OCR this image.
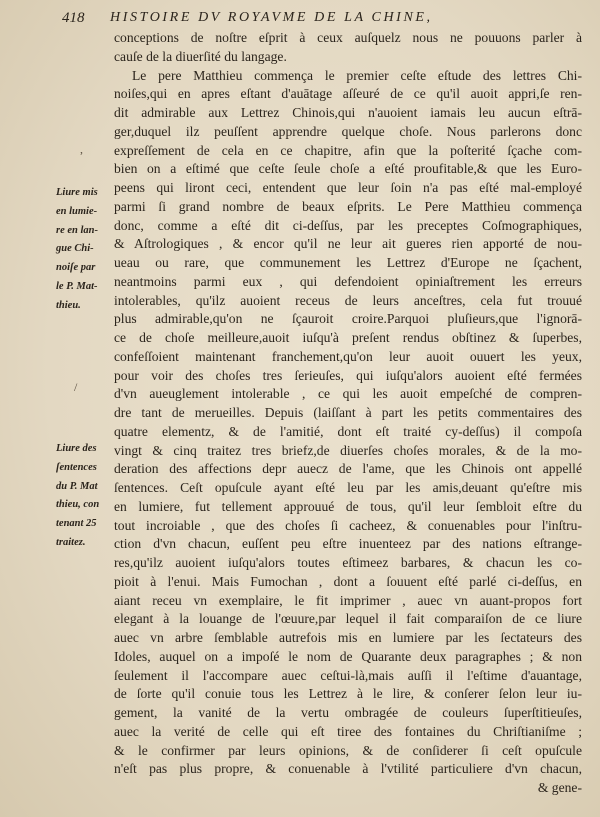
418 HISTOIRE DV ROYAVME DE LA CHINE,
,
/
Liure mis
en lumie-
re en lan-
gue Chi-
noiſe par
le P. Mat-
thieu.
Liure des
ſentences
du P. Mat
thieu, con
tenant 25
traitez.
conceptions de noſtre eſprit à ceux auſquelz nous ne pouuons parler à
cauſe de la diuerſité du langage.
Le pere Matthieu commença le premier ceſte eſtude des lettres Chi-
noiſes,qui en apres eſtant d'auātage aſſeuré de ce qu'il auoit appri,ſe ren-
dit admirable aux Lettrez Chinois,qui n'auoient iamais leu aucun eſtrā-
ger,duquel ilz peuſſent apprendre quelque choſe. Nous parlerons donc
expreſſement de cela en ce chapitre, afin que la poſterité ſçache com-
bien on a eſtimé que ceſte ſeule choſe a eſté proufitable,& que les Euro-
peens qui liront ceci, entendent que leur ſoin n'a pas eſté mal-employé
parmi ſi grand nombre de beaux eſprits. Le Pere Matthieu commença
donc, comme a eſté dit ci-deſſus, par les preceptes Coſmographiques,
& Aſtrologiques , & encor qu'il ne leur ait gueres rien apporté de nou-
ueau ou rare, que communement les Lettrez d'Europe ne ſçachent,
neantmoins parmi eux , qui defendoient opiniaſtrement les erreurs
intolerables, qu'ilz auoient receus de leurs anceſtres, cela fut trouué
plus admirable,qu'on ne ſçauroit croire.Parquoi pluſieurs,que l'ignorā-
ce de choſe meilleure,auoit iuſqu'à preſent rendus obſtinez & ſuperbes,
confeſſoient maintenant franchement,qu'on leur auoit ouuert les yeux,
pour voir des choſes tres ſerieuſes, qui iuſqu'alors auoient eſté fermées
d'vn aueuglement intolerable , ce qui les auoit empeſché de compren-
dre tant de merueilles. Depuis (laiſſant à part les petits commentaires des
quatre elementz, & de l'amitié, dont eſt traité cy-deſſus) il compoſa
vingt & cinq traitez tres briefz,de diuerſes choſes morales, & de la mo-
deration des affections depr auecz de l'ame, que les Chinois ont appellé
ſentences. Ceſt opuſcule ayant eſté leu par les amis,deuant qu'eſtre mis
en lumiere, fut tellement approuué de tous, qu'il leur ſembloit eſtre du
tout incroiable , que des choſes ſi cacheez, & conuenables pour l'inſtru-
ction d'vn chacun, euſſent peu eſtre inuenteez par des nations eſtrange-
res,qu'ilz auoient iuſqu'alors toutes eſtimeez barbares, & chacun les co-
pioit à l'enui. Mais Fumochan , dont a ſouuent eſté parlé ci-deſſus, en
aiant receu vn exemplaire, le fit imprimer , auec vn auant-propos fort
elegant à la louange de l'œuure,par lequel il fait comparaiſon de ce liure
auec vn arbre ſemblable autrefois mis en lumiere par les ſectateurs des
Idoles, auquel on a impoſé le nom de Quarante deux paragraphes ; & non
ſeulement il l'accompare auec ceſtui-là,mais auſſi il l'eſtime d'auantage,
de ſorte qu'il conuie tous les Lettrez à le lire, & conſerer ſelon leur iu-
gement, la vanité de la vertu ombragée de couleurs ſuperſtitieuſes,
auec la verité de celle qui eſt tiree des fontaines du Chriſtianiſme ;
& le confirmer par leurs opinions, & de conſiderer ſi ceſt opuſcule
n'eſt pas plus propre, & conuenable à l'vtilité particuliere d'vn chacun,
& gene-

Short problem
Keep only the lines that hold the string "lumiere", and copy them out.

Solution to this problem
en lumiere, fut tellement approuué de tous, qu'il leur ſembloit eſtre du
auec vn arbre ſemblable autrefois mis en lumiere par les ſectateurs des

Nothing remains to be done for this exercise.